* _Supplied records_
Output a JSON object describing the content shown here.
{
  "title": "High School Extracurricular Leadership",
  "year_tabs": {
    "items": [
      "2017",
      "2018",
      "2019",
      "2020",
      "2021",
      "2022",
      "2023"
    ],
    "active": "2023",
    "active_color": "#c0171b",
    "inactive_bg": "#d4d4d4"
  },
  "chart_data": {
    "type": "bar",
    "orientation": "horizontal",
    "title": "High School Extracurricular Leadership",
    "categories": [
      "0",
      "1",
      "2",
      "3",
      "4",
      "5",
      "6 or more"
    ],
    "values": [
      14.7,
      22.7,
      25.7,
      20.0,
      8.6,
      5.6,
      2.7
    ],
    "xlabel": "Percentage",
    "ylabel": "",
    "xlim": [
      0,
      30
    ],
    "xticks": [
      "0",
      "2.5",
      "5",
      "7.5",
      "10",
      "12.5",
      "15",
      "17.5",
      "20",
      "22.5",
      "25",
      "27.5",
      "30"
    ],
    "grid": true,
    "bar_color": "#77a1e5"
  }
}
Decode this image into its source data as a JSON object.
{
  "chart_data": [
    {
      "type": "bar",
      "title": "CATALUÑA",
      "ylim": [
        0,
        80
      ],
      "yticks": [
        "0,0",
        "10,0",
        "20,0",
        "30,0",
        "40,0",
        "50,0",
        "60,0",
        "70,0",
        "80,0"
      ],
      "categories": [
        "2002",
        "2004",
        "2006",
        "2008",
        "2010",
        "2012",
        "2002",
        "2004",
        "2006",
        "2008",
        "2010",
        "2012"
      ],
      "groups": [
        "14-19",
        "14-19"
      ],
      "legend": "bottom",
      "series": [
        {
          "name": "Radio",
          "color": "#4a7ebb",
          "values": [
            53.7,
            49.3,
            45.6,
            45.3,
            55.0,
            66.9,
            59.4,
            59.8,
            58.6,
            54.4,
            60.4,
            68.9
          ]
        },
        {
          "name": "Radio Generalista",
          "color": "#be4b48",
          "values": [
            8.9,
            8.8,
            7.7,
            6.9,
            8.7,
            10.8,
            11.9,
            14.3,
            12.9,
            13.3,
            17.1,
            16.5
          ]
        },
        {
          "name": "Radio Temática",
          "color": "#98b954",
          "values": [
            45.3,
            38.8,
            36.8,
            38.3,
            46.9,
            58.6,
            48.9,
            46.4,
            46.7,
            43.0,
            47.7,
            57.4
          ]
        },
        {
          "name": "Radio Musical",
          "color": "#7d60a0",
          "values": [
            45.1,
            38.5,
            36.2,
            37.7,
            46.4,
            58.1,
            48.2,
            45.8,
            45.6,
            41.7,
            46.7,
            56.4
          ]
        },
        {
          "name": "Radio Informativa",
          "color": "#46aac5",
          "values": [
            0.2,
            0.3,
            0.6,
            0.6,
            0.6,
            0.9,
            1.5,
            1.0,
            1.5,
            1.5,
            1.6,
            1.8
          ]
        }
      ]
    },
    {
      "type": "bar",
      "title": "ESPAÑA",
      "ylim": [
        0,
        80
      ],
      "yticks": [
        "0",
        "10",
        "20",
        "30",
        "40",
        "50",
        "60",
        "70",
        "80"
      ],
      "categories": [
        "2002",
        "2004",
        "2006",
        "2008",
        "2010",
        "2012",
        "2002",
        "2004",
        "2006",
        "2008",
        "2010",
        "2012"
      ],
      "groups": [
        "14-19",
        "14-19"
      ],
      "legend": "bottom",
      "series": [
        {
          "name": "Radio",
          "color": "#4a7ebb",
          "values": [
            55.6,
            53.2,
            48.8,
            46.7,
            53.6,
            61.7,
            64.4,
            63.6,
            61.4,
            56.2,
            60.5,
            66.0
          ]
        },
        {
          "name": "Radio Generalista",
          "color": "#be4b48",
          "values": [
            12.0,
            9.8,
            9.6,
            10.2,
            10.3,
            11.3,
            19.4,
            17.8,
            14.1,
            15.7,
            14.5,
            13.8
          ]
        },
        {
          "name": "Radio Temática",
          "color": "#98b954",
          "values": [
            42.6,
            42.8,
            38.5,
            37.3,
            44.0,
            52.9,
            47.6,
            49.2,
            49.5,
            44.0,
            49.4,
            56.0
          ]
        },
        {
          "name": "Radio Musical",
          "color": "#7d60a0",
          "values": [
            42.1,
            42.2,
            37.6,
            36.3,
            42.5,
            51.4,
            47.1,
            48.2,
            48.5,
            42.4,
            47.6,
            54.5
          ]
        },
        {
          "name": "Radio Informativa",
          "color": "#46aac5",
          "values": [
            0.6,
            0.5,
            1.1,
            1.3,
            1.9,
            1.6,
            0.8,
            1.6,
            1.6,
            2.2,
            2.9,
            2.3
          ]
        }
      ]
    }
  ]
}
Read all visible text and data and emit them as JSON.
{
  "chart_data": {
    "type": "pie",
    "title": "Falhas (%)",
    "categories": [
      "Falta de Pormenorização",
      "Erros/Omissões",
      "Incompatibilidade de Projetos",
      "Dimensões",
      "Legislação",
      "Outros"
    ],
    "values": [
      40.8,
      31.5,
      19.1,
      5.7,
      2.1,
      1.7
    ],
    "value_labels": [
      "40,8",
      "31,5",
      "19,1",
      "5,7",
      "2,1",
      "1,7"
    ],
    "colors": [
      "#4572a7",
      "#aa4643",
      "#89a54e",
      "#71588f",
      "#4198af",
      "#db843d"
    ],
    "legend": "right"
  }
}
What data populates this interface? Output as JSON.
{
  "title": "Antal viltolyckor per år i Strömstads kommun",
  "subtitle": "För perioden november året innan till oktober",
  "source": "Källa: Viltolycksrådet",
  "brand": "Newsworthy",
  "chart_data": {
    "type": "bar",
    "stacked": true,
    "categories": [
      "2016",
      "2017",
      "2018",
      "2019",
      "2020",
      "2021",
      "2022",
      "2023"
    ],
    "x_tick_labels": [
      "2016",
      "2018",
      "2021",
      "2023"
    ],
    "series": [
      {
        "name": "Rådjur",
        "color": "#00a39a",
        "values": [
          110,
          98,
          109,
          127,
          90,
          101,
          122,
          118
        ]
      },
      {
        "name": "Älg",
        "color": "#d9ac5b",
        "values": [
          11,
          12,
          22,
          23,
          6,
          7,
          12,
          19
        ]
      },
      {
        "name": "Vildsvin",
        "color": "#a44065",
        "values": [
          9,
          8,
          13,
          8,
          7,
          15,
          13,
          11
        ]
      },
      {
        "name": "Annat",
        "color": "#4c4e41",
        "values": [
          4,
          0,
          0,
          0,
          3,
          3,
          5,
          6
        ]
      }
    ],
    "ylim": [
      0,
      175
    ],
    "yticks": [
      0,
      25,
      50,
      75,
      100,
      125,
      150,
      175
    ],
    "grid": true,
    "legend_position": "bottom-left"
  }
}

* _Work to do_
Report how many lines contain "Output". Give nothing but the number.

* _Result_
2